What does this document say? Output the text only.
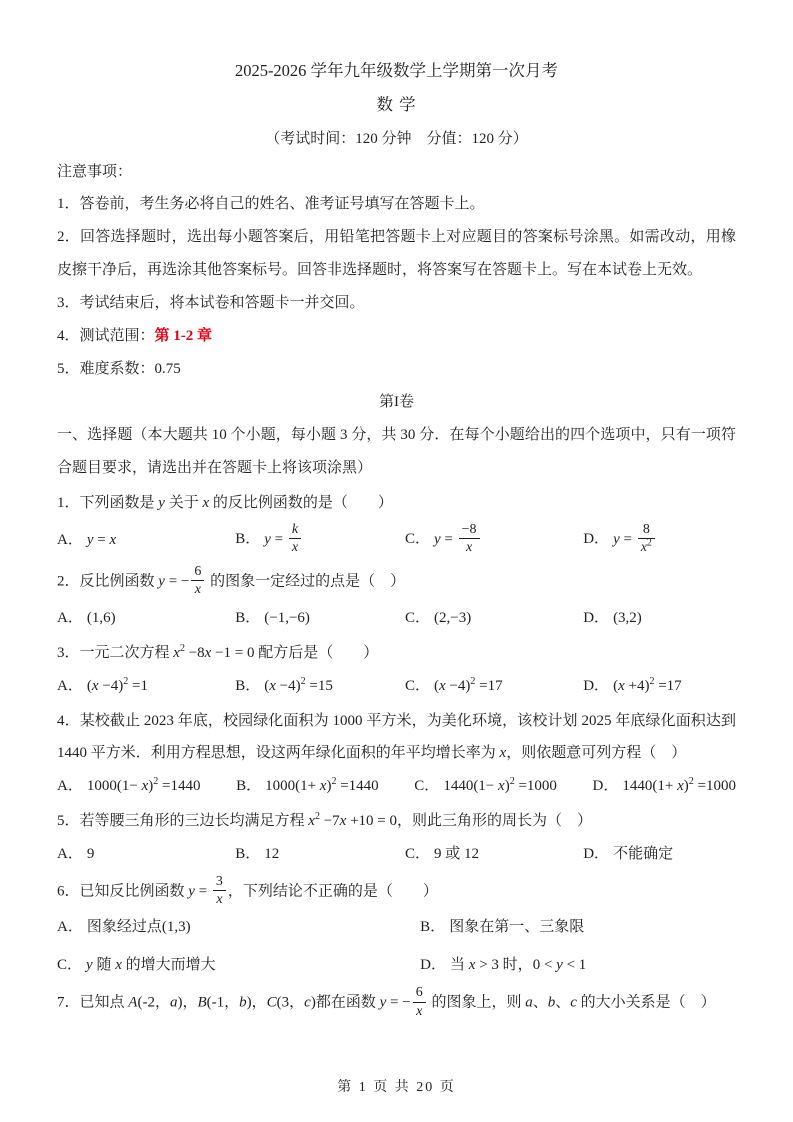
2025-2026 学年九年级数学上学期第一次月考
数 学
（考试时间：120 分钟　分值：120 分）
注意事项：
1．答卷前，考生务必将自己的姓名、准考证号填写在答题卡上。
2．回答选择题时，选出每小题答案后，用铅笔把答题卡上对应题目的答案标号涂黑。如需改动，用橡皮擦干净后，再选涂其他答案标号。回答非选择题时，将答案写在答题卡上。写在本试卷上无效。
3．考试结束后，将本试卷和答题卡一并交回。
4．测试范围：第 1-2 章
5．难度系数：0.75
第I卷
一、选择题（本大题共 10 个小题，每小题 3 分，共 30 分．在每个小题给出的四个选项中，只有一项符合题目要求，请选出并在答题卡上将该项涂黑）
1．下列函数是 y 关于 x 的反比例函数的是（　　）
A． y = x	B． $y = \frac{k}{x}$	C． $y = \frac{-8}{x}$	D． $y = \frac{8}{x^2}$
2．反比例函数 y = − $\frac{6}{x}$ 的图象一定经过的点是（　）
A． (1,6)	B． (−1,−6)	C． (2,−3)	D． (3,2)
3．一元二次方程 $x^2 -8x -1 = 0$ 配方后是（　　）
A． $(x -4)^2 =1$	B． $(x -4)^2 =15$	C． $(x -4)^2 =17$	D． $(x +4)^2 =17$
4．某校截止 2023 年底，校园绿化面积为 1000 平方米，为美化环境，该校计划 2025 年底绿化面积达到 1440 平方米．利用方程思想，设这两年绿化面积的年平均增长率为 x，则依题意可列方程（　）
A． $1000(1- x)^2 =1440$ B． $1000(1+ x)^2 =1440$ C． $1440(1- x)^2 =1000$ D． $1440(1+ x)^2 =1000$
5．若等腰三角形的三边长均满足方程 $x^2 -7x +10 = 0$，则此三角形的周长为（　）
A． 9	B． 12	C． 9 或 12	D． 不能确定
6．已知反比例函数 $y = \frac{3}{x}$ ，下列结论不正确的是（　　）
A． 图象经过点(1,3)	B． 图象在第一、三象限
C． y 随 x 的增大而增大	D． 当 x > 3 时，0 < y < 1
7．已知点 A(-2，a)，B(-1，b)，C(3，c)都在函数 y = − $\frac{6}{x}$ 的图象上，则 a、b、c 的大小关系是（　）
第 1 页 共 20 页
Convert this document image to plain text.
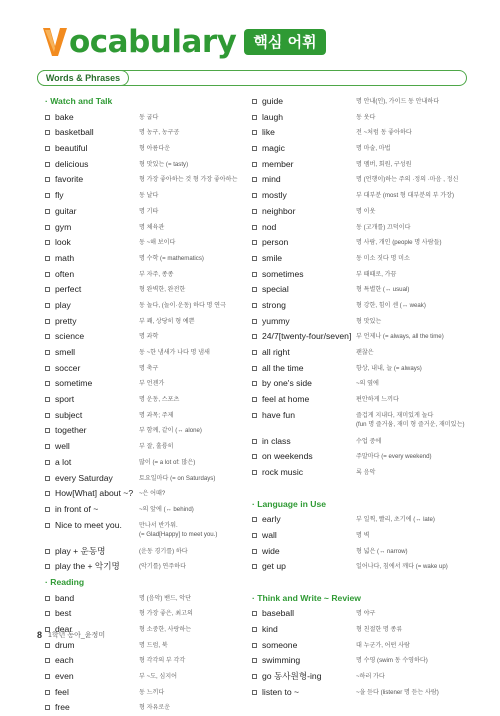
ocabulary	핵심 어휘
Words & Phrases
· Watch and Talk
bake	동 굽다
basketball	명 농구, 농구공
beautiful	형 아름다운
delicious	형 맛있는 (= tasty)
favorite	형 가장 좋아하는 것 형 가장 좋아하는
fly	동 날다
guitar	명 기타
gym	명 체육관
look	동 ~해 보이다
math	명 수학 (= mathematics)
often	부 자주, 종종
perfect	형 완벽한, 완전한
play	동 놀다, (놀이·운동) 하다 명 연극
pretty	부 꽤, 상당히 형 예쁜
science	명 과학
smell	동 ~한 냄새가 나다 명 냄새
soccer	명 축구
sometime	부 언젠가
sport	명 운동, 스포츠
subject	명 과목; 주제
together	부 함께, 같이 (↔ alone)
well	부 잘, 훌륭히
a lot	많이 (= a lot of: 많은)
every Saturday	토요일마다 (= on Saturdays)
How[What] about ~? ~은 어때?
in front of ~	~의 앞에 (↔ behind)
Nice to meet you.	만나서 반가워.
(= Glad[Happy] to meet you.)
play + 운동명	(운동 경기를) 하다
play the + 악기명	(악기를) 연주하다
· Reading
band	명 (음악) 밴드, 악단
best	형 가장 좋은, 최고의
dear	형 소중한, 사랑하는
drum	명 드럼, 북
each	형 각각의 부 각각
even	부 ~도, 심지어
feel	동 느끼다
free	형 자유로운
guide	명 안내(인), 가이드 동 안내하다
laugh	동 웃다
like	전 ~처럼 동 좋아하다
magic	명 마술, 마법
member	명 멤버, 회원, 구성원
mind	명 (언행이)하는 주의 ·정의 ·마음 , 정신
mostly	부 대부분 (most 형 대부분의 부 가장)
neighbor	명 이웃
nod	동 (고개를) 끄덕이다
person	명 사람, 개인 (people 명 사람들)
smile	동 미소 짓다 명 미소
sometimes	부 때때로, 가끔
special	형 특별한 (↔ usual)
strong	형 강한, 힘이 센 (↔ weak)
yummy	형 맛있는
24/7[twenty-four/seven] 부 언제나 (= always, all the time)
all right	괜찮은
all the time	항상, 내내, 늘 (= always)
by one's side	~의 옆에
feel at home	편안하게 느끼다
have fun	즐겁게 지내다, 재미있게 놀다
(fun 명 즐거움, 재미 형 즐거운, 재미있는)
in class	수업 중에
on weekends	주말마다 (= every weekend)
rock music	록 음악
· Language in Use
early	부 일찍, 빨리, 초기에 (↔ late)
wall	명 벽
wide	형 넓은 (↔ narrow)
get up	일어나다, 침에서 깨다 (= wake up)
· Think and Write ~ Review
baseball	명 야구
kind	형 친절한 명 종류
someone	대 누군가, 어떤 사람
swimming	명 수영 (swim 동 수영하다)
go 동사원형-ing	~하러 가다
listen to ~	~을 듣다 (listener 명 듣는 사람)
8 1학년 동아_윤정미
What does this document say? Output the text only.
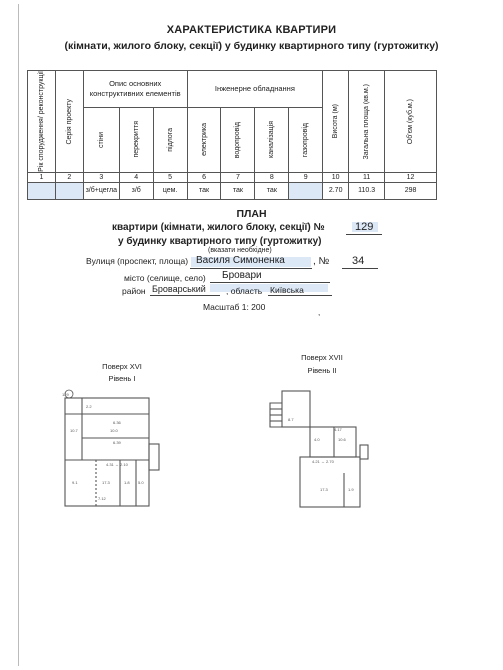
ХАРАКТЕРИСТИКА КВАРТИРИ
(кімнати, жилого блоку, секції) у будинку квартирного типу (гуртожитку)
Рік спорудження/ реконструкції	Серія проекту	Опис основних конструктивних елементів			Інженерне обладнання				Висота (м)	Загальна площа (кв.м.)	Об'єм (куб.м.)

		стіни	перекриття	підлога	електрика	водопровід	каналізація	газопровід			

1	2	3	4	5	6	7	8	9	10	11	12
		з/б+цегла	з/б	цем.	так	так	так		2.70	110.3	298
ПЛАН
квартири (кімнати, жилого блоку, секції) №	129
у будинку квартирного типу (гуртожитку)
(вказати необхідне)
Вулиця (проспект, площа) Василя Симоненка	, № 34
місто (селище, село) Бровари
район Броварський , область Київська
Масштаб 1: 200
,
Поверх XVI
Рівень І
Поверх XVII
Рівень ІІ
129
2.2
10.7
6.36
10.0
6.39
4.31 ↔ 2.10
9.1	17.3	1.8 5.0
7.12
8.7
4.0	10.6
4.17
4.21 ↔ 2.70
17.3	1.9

========================

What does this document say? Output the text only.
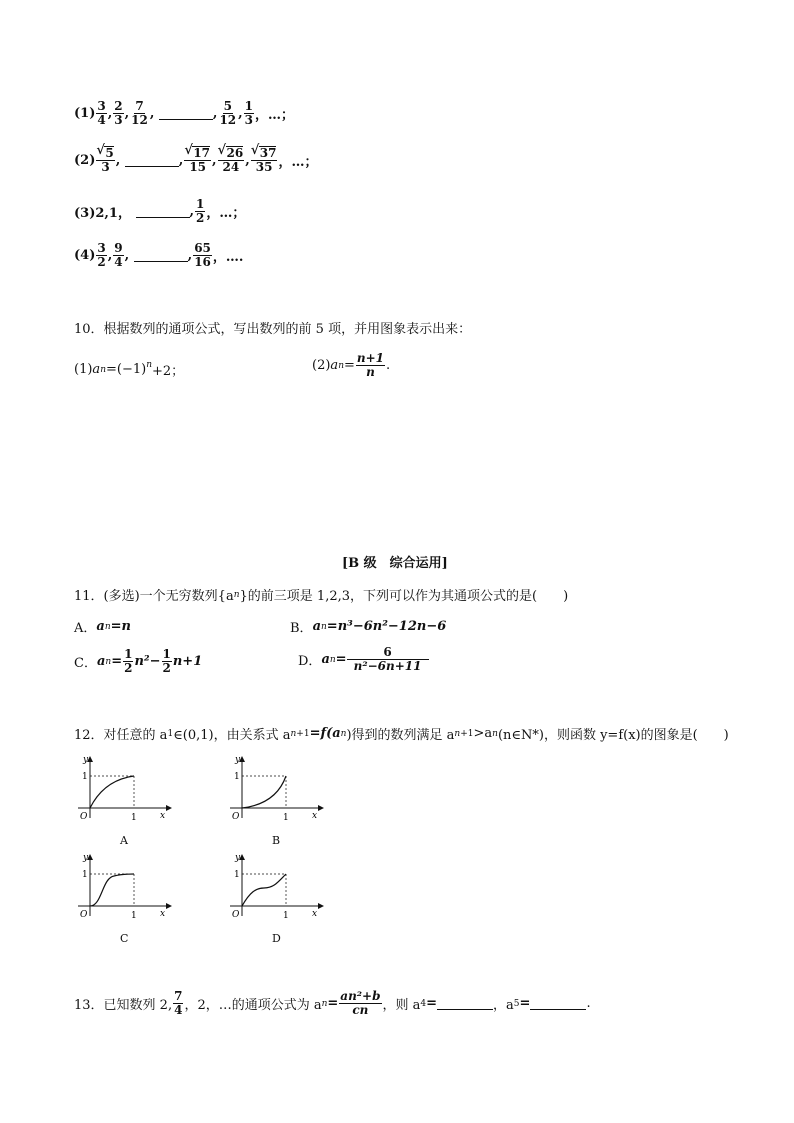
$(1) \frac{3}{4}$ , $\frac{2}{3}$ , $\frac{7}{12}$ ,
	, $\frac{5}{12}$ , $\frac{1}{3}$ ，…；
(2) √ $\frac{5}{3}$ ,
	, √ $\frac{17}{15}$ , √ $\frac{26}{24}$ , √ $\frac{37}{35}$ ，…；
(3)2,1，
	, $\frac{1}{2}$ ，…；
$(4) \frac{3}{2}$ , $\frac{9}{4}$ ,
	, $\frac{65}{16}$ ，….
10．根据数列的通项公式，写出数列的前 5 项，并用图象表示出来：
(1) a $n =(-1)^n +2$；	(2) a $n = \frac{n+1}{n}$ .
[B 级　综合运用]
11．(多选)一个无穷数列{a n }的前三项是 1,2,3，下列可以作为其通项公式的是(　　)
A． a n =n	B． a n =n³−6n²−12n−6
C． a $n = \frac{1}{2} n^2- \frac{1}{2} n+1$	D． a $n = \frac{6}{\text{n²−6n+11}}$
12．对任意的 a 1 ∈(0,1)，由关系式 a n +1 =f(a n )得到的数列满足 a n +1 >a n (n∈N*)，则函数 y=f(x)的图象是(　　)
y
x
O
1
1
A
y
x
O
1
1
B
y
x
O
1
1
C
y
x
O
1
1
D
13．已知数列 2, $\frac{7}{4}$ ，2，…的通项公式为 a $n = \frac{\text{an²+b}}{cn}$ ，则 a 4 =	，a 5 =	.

========================

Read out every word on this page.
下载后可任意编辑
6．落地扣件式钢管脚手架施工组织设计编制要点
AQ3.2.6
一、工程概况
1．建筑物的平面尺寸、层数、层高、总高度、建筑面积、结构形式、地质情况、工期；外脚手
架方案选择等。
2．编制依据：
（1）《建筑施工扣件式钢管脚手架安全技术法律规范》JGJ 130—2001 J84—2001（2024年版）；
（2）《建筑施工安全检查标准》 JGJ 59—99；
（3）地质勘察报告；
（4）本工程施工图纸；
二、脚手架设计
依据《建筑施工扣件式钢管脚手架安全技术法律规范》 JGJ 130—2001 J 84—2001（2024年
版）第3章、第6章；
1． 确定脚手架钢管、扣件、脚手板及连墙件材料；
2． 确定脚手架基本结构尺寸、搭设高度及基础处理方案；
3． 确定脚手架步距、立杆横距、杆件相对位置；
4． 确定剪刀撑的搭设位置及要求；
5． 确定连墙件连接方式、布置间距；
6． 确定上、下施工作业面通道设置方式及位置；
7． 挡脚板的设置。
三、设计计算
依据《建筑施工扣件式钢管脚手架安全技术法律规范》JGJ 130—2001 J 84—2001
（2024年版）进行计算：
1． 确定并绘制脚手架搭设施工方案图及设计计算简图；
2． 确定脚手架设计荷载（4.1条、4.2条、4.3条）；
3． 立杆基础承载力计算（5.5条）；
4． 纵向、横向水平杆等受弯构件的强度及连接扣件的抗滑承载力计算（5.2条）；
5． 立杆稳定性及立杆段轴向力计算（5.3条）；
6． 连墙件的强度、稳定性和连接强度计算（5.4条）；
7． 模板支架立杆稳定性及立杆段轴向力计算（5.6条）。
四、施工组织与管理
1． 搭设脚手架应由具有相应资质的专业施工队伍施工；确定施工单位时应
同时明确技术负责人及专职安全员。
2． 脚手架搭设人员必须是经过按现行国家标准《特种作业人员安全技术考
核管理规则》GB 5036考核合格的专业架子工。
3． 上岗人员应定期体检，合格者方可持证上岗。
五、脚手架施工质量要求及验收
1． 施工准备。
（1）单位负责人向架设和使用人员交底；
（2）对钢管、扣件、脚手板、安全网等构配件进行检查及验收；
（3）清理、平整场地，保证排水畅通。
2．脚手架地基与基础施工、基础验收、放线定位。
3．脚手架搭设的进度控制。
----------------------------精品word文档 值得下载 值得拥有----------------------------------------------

========================

Given task = Report how many lines in the records hold the word "будинку", giving the number and nothing else.

Full solution = 2